- **Raw data**

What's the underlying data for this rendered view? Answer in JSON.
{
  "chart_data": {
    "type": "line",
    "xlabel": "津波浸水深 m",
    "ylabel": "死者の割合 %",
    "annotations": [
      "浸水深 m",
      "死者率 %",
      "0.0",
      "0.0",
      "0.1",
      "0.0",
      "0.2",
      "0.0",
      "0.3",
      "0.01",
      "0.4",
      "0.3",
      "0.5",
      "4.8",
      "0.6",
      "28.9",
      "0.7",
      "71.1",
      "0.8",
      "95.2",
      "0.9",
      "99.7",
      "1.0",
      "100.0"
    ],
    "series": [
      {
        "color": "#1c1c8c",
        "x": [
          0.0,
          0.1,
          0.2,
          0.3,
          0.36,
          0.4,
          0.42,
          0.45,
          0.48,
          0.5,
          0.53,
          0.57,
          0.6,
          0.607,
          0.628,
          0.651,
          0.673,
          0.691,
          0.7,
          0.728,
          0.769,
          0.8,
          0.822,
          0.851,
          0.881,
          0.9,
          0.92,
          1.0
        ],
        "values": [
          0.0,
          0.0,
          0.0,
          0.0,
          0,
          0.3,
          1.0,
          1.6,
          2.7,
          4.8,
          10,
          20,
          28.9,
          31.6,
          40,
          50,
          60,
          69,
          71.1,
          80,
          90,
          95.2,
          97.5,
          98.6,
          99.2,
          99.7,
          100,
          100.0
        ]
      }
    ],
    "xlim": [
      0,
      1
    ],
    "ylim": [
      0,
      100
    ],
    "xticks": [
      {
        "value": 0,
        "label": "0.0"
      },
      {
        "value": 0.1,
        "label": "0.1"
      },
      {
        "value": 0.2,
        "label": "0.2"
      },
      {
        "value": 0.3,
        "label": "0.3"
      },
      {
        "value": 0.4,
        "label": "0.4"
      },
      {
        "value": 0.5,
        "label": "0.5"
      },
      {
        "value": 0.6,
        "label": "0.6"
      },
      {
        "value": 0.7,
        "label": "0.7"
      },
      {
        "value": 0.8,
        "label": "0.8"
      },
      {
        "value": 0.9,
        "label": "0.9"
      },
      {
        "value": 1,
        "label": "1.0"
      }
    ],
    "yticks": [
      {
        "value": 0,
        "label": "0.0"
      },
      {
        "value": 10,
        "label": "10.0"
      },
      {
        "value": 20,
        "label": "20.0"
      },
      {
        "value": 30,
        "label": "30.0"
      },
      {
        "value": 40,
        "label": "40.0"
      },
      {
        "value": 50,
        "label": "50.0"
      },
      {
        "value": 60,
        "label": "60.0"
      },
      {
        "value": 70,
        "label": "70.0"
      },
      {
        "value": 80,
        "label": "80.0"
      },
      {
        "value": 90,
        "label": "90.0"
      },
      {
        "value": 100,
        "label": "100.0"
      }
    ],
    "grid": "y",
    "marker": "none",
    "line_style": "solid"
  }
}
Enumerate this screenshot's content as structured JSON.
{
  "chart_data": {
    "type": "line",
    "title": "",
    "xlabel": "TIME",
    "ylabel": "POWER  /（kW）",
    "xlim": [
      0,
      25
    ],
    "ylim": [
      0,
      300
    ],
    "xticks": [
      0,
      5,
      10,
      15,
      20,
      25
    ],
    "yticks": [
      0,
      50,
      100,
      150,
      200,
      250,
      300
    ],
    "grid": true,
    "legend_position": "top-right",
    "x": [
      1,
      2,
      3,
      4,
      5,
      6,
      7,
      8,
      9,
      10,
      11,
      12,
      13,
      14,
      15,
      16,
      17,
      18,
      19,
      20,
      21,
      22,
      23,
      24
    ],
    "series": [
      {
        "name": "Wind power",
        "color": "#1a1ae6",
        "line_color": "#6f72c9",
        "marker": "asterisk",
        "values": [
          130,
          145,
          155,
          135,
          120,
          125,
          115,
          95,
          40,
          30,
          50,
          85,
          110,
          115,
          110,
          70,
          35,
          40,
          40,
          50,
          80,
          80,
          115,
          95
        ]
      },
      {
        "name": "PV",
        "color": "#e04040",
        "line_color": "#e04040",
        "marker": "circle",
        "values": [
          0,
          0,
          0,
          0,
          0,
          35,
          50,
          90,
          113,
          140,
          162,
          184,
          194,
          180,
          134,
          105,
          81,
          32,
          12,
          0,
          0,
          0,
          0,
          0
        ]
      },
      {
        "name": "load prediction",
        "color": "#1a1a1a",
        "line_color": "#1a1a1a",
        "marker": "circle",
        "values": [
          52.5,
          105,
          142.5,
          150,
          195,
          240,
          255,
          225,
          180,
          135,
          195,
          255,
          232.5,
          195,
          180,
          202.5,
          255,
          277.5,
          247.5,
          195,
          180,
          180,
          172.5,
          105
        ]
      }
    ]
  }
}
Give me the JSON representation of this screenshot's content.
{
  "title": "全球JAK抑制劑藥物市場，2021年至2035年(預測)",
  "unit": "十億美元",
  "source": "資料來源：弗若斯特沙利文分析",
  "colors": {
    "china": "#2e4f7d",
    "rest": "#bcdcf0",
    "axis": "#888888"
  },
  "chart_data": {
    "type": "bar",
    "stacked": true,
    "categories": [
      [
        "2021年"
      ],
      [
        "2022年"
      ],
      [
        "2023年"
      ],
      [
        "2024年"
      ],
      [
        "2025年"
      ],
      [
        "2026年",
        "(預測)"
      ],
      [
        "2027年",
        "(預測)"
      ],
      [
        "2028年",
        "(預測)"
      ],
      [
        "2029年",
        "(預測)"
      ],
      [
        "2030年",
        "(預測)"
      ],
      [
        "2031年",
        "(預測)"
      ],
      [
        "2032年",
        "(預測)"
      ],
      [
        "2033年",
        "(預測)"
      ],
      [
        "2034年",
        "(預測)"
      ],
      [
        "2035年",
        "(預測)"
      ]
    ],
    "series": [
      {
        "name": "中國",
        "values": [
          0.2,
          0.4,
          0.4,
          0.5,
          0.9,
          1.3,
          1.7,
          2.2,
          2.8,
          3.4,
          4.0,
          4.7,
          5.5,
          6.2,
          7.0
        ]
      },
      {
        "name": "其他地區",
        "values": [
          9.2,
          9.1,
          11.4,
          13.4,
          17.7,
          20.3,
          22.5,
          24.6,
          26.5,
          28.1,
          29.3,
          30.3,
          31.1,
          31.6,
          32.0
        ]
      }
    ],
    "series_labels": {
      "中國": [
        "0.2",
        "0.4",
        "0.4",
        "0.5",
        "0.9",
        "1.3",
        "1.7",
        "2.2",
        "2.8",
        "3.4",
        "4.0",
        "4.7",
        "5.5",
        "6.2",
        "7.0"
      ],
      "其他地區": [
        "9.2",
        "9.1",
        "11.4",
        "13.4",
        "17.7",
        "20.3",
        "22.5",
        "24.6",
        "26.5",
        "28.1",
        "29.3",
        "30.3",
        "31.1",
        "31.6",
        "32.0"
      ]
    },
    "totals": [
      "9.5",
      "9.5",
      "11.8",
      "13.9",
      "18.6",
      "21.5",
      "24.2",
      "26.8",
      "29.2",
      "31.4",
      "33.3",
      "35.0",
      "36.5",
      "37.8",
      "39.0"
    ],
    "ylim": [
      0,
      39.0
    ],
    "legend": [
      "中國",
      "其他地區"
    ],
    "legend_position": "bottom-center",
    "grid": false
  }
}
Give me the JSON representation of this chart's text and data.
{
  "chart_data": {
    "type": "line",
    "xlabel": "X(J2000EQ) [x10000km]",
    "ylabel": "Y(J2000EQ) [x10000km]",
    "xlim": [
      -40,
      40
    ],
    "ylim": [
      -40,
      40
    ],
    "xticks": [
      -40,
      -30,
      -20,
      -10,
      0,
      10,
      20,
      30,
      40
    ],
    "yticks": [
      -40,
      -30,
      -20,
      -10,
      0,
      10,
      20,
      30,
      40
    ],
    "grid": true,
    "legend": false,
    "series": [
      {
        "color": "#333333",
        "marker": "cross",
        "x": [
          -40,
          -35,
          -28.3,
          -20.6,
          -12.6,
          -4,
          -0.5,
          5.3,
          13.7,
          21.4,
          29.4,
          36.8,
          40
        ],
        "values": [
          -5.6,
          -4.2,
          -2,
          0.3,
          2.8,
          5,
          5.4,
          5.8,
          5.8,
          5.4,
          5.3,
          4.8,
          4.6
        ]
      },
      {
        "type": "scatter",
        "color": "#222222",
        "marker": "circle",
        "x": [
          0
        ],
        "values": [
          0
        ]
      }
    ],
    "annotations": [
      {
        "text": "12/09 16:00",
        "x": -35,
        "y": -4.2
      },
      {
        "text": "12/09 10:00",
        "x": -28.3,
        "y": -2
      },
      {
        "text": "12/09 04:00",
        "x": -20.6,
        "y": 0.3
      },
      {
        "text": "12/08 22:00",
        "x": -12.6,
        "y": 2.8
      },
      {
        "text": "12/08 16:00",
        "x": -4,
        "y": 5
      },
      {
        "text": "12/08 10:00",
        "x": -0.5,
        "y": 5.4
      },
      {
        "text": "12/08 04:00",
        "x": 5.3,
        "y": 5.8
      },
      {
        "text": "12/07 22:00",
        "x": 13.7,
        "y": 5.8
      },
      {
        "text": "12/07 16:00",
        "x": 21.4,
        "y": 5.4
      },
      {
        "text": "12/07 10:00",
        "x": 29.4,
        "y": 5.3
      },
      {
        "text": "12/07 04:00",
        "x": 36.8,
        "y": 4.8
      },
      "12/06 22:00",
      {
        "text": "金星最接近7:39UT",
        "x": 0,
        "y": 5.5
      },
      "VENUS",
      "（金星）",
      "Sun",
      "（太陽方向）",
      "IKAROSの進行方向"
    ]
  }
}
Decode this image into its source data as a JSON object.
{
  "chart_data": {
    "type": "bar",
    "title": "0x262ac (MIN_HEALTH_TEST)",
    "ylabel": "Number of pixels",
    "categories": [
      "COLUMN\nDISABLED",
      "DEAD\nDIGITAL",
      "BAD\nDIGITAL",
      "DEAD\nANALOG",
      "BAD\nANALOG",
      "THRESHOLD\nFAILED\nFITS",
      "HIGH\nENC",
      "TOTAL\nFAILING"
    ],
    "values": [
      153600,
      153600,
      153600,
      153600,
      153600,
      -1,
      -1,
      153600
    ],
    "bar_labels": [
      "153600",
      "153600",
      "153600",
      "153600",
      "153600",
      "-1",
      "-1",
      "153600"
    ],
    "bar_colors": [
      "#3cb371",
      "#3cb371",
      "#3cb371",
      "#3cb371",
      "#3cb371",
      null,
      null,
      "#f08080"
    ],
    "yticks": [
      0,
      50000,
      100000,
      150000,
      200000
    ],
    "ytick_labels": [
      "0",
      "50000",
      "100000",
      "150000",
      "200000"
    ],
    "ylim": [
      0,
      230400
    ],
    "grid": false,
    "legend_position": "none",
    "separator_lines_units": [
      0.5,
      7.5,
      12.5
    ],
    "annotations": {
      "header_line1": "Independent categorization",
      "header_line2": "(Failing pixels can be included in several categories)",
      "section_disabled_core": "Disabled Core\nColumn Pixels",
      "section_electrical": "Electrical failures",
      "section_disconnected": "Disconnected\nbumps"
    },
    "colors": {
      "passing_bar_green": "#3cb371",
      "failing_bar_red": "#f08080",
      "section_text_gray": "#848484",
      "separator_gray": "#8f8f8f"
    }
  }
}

- **Goal**
Search the lines above for the string "source" and copy each line that has it.

- **Answer to this task**
  "source": "資料來源：弗若斯特沙利文分析",
Decode this image into its source data as a JSON object.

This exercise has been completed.